- [LISTING]:
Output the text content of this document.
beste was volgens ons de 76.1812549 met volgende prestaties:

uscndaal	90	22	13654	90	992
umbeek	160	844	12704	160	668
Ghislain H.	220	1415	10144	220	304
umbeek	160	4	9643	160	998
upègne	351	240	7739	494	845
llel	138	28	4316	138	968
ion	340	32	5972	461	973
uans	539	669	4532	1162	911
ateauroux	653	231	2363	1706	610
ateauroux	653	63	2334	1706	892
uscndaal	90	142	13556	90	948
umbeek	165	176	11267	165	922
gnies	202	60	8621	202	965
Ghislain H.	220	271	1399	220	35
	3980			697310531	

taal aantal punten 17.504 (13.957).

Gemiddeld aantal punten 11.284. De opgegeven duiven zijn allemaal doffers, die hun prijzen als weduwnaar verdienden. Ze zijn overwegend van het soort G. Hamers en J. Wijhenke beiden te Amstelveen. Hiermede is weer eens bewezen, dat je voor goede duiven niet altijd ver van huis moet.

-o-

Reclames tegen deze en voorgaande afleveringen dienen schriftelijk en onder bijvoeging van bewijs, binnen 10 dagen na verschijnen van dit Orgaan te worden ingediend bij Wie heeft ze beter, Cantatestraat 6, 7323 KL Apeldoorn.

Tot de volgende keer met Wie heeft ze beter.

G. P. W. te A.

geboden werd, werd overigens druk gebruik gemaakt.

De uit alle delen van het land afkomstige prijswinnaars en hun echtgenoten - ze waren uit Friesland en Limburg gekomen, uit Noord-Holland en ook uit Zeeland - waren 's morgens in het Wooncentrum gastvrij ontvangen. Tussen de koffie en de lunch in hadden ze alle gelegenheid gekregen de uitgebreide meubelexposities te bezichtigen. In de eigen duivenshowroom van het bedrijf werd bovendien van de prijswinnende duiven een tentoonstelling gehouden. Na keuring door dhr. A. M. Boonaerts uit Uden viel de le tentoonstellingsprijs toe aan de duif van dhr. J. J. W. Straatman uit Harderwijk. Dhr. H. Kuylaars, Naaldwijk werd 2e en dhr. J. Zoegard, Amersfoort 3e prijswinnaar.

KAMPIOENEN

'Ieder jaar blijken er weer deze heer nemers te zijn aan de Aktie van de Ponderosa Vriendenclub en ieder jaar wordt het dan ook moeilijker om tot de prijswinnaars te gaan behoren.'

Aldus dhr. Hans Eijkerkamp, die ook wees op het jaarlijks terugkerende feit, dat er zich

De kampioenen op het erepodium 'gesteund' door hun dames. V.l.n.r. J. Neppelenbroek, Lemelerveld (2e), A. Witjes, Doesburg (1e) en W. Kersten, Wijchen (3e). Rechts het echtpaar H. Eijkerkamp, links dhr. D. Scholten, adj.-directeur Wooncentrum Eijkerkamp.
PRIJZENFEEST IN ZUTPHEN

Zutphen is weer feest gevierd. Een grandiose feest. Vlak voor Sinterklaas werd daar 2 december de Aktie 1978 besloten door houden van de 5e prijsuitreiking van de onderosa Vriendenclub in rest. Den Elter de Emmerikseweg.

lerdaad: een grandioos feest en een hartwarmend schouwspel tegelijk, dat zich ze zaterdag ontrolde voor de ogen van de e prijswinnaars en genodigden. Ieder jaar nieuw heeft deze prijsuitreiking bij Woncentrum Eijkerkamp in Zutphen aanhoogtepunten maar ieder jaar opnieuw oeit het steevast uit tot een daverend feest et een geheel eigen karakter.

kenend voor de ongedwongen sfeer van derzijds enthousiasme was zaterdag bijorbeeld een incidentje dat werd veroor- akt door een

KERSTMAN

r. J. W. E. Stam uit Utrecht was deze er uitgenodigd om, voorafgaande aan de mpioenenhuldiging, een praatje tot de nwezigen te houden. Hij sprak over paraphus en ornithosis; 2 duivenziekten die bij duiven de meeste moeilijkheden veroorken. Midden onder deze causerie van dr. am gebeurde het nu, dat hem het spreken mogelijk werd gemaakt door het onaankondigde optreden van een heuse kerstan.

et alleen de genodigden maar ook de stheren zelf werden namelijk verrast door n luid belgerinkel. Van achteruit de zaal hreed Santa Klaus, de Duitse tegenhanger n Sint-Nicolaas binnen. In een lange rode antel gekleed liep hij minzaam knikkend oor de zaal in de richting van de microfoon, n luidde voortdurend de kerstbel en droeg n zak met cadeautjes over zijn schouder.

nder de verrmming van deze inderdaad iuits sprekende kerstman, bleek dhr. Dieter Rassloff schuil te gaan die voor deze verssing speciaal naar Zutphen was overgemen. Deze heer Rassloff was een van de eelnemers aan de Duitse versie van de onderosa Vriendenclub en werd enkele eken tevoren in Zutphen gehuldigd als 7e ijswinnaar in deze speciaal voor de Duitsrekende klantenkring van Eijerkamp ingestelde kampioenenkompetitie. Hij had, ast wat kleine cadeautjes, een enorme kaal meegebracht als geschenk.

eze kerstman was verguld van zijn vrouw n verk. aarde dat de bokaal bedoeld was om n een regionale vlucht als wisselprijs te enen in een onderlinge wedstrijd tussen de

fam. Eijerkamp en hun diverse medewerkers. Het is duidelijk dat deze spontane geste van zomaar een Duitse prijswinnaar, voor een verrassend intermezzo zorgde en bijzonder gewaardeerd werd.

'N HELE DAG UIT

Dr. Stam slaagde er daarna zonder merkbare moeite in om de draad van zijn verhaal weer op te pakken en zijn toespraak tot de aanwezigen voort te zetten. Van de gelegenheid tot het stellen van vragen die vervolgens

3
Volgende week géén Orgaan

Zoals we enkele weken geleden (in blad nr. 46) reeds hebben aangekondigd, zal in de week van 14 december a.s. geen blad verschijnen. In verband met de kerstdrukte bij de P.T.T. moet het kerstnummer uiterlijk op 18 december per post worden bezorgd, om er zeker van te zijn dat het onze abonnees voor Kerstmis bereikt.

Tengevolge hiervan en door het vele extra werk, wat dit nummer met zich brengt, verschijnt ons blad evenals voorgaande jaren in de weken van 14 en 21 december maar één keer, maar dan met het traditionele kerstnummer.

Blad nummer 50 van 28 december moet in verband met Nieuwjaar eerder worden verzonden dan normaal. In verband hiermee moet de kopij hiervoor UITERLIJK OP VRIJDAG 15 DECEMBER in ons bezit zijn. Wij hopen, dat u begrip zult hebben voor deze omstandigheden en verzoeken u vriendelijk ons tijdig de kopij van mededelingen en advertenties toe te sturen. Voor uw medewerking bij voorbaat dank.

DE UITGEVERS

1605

- [WHAT TO DO]:
Pick out all lines from the data above in which the word "Ghislain" appears.

- [EXERCISE SOLUTION]:
Ghislain H.	220	1415	10144	220	304
Ghislain H.	220	271	1399	220	35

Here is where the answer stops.